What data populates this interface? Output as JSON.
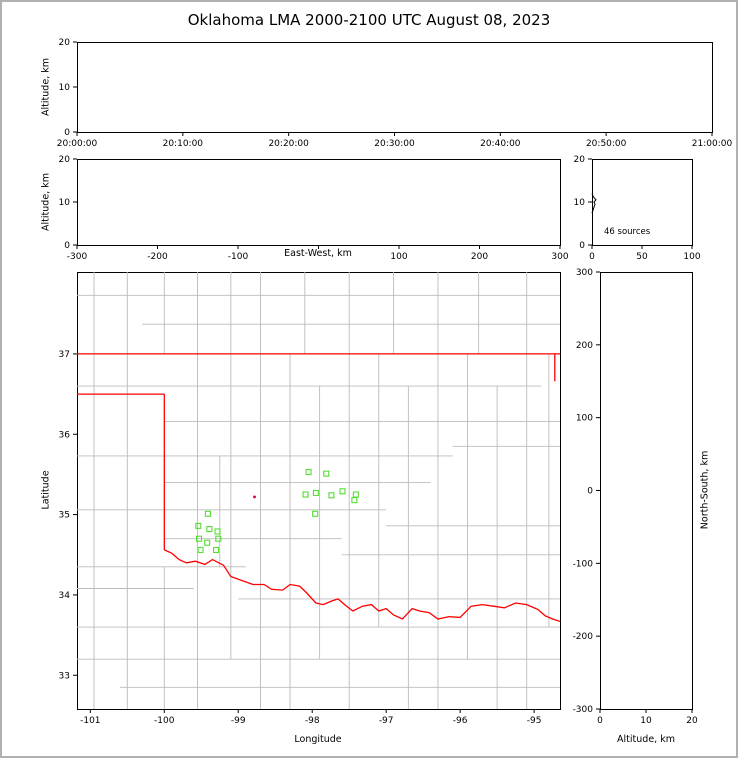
{
  "title": "Oklahoma LMA 2000-2100 UTC August 08, 2023",
  "chart_data": {
    "type": "scatter",
    "title": "Oklahoma LMA 2000-2100 UTC August 08, 2023",
    "panels": {
      "time_height": {
        "ylabel": "Altitude, km",
        "ylim": [
          0,
          20
        ],
        "yticks": [
          0,
          10,
          20
        ],
        "xticks": [
          "20:00:00",
          "20:10:00",
          "20:20:00",
          "20:30:00",
          "20:40:00",
          "20:50:00",
          "21:00:00"
        ],
        "points": []
      },
      "ew_height": {
        "xlabel": "East-West, km",
        "ylabel": "Altitude, km",
        "xlim": [
          -300,
          300
        ],
        "xticks": [
          -300,
          -200,
          -100,
          0,
          100,
          200,
          300
        ],
        "xtick_labels": [
          "-300",
          "-200",
          "-100",
          "",
          "100",
          "200",
          "300"
        ],
        "ylim": [
          0,
          20
        ],
        "yticks": [
          0,
          10,
          20
        ],
        "points": []
      },
      "source_histogram": {
        "annotation": "46 sources",
        "xlim": [
          0,
          100
        ],
        "xticks": [
          0,
          50,
          100
        ],
        "ylim": [
          0,
          20
        ],
        "yticks": [
          0,
          10,
          20
        ],
        "profile_count_vs_alt_km": [
          [
            0,
            7.4
          ],
          [
            1,
            8.1
          ],
          [
            2,
            8.8
          ],
          [
            3,
            9.5
          ],
          [
            2,
            10.0
          ],
          [
            4,
            10.5
          ],
          [
            2,
            11.0
          ],
          [
            1,
            11.4
          ],
          [
            0,
            12.0
          ]
        ]
      },
      "plan_view_map": {
        "xlabel": "Longitude",
        "ylabel": "Latitude",
        "lon_lim": [
          -101.18,
          -94.65
        ],
        "lat_lim": [
          32.58,
          38.02
        ],
        "xticks": [
          -101,
          -100,
          -99,
          -98,
          -97,
          -96,
          -95
        ],
        "yticks": [
          37,
          36,
          35,
          34,
          33
        ],
        "stations_lon_lat": [
          [
            -99.41,
            35.01
          ],
          [
            -99.54,
            34.86
          ],
          [
            -99.39,
            34.82
          ],
          [
            -99.28,
            34.79
          ],
          [
            -99.53,
            34.7
          ],
          [
            -99.42,
            34.65
          ],
          [
            -99.27,
            34.7
          ],
          [
            -99.51,
            34.56
          ],
          [
            -99.3,
            34.56
          ],
          [
            -98.05,
            35.53
          ],
          [
            -97.81,
            35.51
          ],
          [
            -98.09,
            35.25
          ],
          [
            -97.95,
            35.27
          ],
          [
            -97.74,
            35.24
          ],
          [
            -97.59,
            35.29
          ],
          [
            -97.41,
            35.25
          ],
          [
            -97.96,
            35.01
          ],
          [
            -97.43,
            35.18
          ]
        ],
        "source_lon_lat": [
          [
            -98.78,
            35.22
          ]
        ],
        "state_border_polylines": [
          [
            [
              -101.18,
              37.0
            ],
            [
              -94.65,
              37.0
            ]
          ],
          [
            [
              -101.18,
              36.5
            ],
            [
              -100.0,
              36.5
            ]
          ],
          [
            [
              -100.0,
              36.5
            ],
            [
              -100.0,
              34.56
            ]
          ],
          [
            [
              -100.0,
              34.56
            ],
            [
              -99.9,
              34.52
            ],
            [
              -99.8,
              34.44
            ],
            [
              -99.7,
              34.4
            ],
            [
              -99.58,
              34.42
            ],
            [
              -99.45,
              34.38
            ],
            [
              -99.35,
              34.44
            ],
            [
              -99.2,
              34.37
            ],
            [
              -99.1,
              34.23
            ],
            [
              -98.95,
              34.18
            ],
            [
              -98.8,
              34.13
            ],
            [
              -98.65,
              34.13
            ],
            [
              -98.55,
              34.07
            ],
            [
              -98.4,
              34.06
            ],
            [
              -98.3,
              34.13
            ],
            [
              -98.17,
              34.11
            ],
            [
              -98.08,
              34.03
            ],
            [
              -97.95,
              33.9
            ],
            [
              -97.85,
              33.88
            ],
            [
              -97.75,
              33.92
            ],
            [
              -97.65,
              33.95
            ],
            [
              -97.55,
              33.87
            ],
            [
              -97.45,
              33.8
            ],
            [
              -97.32,
              33.86
            ],
            [
              -97.2,
              33.88
            ],
            [
              -97.1,
              33.8
            ],
            [
              -97.0,
              33.83
            ],
            [
              -96.9,
              33.75
            ],
            [
              -96.78,
              33.7
            ],
            [
              -96.65,
              33.83
            ],
            [
              -96.55,
              33.8
            ],
            [
              -96.42,
              33.78
            ],
            [
              -96.3,
              33.7
            ],
            [
              -96.15,
              33.73
            ],
            [
              -96.0,
              33.72
            ],
            [
              -95.85,
              33.86
            ],
            [
              -95.7,
              33.88
            ],
            [
              -95.55,
              33.86
            ],
            [
              -95.4,
              33.84
            ],
            [
              -95.25,
              33.9
            ],
            [
              -95.1,
              33.88
            ],
            [
              -94.95,
              33.82
            ],
            [
              -94.85,
              33.74
            ],
            [
              -94.75,
              33.7
            ],
            [
              -94.65,
              33.67
            ]
          ],
          [
            [
              -94.72,
              37.0
            ],
            [
              -94.72,
              36.66
            ]
          ]
        ],
        "county_h_lines": [
          [
            37.73,
            -101.18,
            -94.65
          ],
          [
            37.37,
            -100.3,
            -94.65
          ],
          [
            36.6,
            -101.18,
            -94.9
          ],
          [
            36.16,
            -100.0,
            -94.65
          ],
          [
            35.73,
            -101.18,
            -96.1
          ],
          [
            35.85,
            -96.1,
            -94.65
          ],
          [
            35.4,
            -100.0,
            -96.4
          ],
          [
            35.06,
            -101.18,
            -97.0
          ],
          [
            34.86,
            -97.0,
            -94.65
          ],
          [
            34.7,
            -100.0,
            -97.6
          ],
          [
            34.5,
            -97.6,
            -94.65
          ],
          [
            34.35,
            -101.18,
            -98.9
          ],
          [
            34.08,
            -101.18,
            -99.6
          ],
          [
            33.95,
            -99.0,
            -94.65
          ],
          [
            33.6,
            -101.18,
            -94.65
          ],
          [
            33.2,
            -101.18,
            -94.65
          ],
          [
            32.85,
            -100.6,
            -94.65
          ]
        ],
        "county_v_lines": [
          [
            -100.95,
            38.02,
            32.58
          ],
          [
            -100.5,
            38.02,
            32.58
          ],
          [
            -100.0,
            38.02,
            37.0
          ],
          [
            -100.0,
            34.35,
            32.58
          ],
          [
            -99.55,
            38.02,
            32.58
          ],
          [
            -99.25,
            35.73,
            34.35
          ],
          [
            -99.1,
            38.02,
            33.2
          ],
          [
            -98.7,
            38.02,
            32.58
          ],
          [
            -98.3,
            37.0,
            32.58
          ],
          [
            -98.1,
            38.02,
            37.0
          ],
          [
            -97.9,
            36.6,
            33.2
          ],
          [
            -97.5,
            38.02,
            32.58
          ],
          [
            -97.1,
            37.0,
            33.6
          ],
          [
            -96.9,
            38.02,
            37.0
          ],
          [
            -96.7,
            36.6,
            32.58
          ],
          [
            -96.3,
            38.02,
            32.58
          ],
          [
            -95.9,
            37.0,
            33.2
          ],
          [
            -95.75,
            38.02,
            37.0
          ],
          [
            -95.5,
            36.6,
            32.58
          ],
          [
            -95.1,
            38.02,
            32.58
          ],
          [
            -94.8,
            37.0,
            33.6
          ]
        ]
      },
      "ns_height": {
        "xlabel": "Altitude, km",
        "ylabel": "North-South, km",
        "xlim": [
          0,
          20
        ],
        "xticks": [
          0,
          10,
          20
        ],
        "ylim": [
          -300,
          300
        ],
        "yticks": [
          300,
          200,
          100,
          0,
          -100,
          -200,
          -300
        ],
        "points": []
      }
    },
    "colors": {
      "station_marker": "#55dd33",
      "state_border": "#ff0000",
      "county_line": "#bbbbbb",
      "source_point": "#cc0044",
      "histogram_line": "#000000",
      "axis": "#000000"
    }
  }
}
·····
• DO THIS
Return all lines containing the word "ylabel".

• SOLUTION
        "ylabel": "Altitude, km",
        "ylabel": "Altitude, km",
        "ylabel": "Latitude",
        "ylabel": "North-South, km",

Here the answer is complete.